- **Short problem**: Type out the records that follow, exactly as given.

(Stored records)
• • • •

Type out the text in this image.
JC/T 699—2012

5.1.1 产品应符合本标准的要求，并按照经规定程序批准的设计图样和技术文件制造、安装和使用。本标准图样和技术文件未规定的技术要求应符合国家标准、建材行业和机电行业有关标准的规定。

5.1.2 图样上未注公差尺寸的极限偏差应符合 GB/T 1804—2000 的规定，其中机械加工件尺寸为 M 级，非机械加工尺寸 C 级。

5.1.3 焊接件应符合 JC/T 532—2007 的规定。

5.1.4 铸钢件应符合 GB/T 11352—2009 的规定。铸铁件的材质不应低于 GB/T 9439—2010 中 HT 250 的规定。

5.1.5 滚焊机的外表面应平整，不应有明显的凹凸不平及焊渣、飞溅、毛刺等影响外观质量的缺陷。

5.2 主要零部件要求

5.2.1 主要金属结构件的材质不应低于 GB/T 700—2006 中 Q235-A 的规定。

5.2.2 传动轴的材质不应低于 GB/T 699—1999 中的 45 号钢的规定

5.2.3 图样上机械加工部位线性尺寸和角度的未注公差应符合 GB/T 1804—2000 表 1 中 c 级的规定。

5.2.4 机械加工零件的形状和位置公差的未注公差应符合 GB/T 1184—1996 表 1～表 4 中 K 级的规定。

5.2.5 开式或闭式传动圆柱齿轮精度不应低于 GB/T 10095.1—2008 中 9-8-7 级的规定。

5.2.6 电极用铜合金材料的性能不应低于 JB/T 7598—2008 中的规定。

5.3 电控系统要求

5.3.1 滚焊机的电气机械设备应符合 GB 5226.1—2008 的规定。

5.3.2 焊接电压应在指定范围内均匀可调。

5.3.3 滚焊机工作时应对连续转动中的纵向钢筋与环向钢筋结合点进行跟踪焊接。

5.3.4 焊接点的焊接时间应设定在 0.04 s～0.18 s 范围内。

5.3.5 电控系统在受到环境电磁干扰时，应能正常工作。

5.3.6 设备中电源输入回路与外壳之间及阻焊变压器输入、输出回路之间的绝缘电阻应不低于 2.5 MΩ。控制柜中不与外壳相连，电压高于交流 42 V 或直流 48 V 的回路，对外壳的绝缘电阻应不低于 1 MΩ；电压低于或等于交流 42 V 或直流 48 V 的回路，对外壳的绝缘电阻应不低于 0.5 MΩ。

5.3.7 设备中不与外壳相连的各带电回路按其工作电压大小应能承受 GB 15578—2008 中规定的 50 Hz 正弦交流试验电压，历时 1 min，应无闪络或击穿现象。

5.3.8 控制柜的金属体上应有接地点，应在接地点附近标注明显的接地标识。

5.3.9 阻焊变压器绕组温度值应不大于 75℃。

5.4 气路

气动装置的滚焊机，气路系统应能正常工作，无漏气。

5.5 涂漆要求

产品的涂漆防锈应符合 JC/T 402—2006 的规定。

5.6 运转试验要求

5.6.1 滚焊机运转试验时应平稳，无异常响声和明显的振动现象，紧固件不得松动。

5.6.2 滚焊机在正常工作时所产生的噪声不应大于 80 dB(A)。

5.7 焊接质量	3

• • • •

- **Reply**:
Type out the text in this image.
JC/T 699—2012

5.1.1 产品应符合本标准的要求，并按照经规定程序批准的设计图样和技术文件制造、安装和使用。本标准图样和技术文件未规定的技术要求应符合国家标准、建材行业和机电行业有关标准的规定。

5.1.2 图样上未注公差尺寸的极限偏差应符合 GB/T 1804—2000 的规定，其中机械加工件尺寸为 M 级，非机械加工尺寸 C 级。

5.1.3 焊接件应符合 JC/T 532—2007 的规定。

5.1.4 铸钢件应符合 GB/T 11352—2009 的规定。铸铁件的材质不应低于 GB/T 9439—2010 中 HT 250 的规定。

5.1.5 滚焊机的外表面应平整，不应有明显的凹凸不平及焊渣、飞溅、毛刺等影响外观质量的缺陷。

5.2 主要零部件要求

5.2.1 主要金属结构件的材质不应低于 GB/T 700—2006 中 Q235-A 的规定。

5.2.2 传动轴的材质不应低于 GB/T 699—1999 中的 45 号钢的规定

5.2.3 图样上机械加工部位线性尺寸和角度的未注公差应符合 GB/T 1804—2000 表 1 中 c 级的规定。

5.2.4 机械加工零件的形状和位置公差的未注公差应符合 GB/T 1184—1996 表 1～表 4 中 K 级的规定。

5.2.5 开式或闭式传动圆柱齿轮精度不应低于 GB/T 10095.1—2008 中 9-8-7 级的规定。

5.2.6 电极用铜合金材料的性能不应低于 JB/T 7598—2008 中的规定。

5.3 电控系统要求

5.3.1 滚焊机的电气机械设备应符合 GB 5226.1—2008 的规定。

5.3.2 焊接电压应在指定范围内均匀可调。

5.3.3 滚焊机工作时应对连续转动中的纵向钢筋与环向钢筋结合点进行跟踪焊接。

5.3.4 焊接点的焊接时间应设定在 0.04 s～0.18 s 范围内。

5.3.5 电控系统在受到环境电磁干扰时，应能正常工作。

5.3.6 设备中电源输入回路与外壳之间及阻焊变压器输入、输出回路之间的绝缘电阻应不低于 2.5 MΩ。控制柜中不与外壳相连，电压高于交流 42 V 或直流 48 V 的回路，对外壳的绝缘电阻应不低于 1 MΩ；电压低于或等于交流 42 V 或直流 48 V 的回路，对外壳的绝缘电阻应不低于 0.5 MΩ。

5.3.7 设备中不与外壳相连的各带电回路按其工作电压大小应能承受 GB 15578—2008 中规定的 50 Hz 正弦交流试验电压，历时 1 min，应无闪络或击穿现象。

5.3.8 控制柜的金属体上应有接地点，应在接地点附近标注明显的接地标识。

5.3.9 阻焊变压器绕组温度值应不大于 75℃。

5.4 气路

气动装置的滚焊机，气路系统应能正常工作，无漏气。

5.5 涂漆要求

产品的涂漆防锈应符合 JC/T 402—2006 的规定。

5.6 运转试验要求

5.6.1 滚焊机运转试验时应平稳，无异常响声和明显的振动现象，紧固件不得松动。

5.6.2 滚焊机在正常工作时所产生的噪声不应大于 80 dB(A)。

5.7 焊接质量	3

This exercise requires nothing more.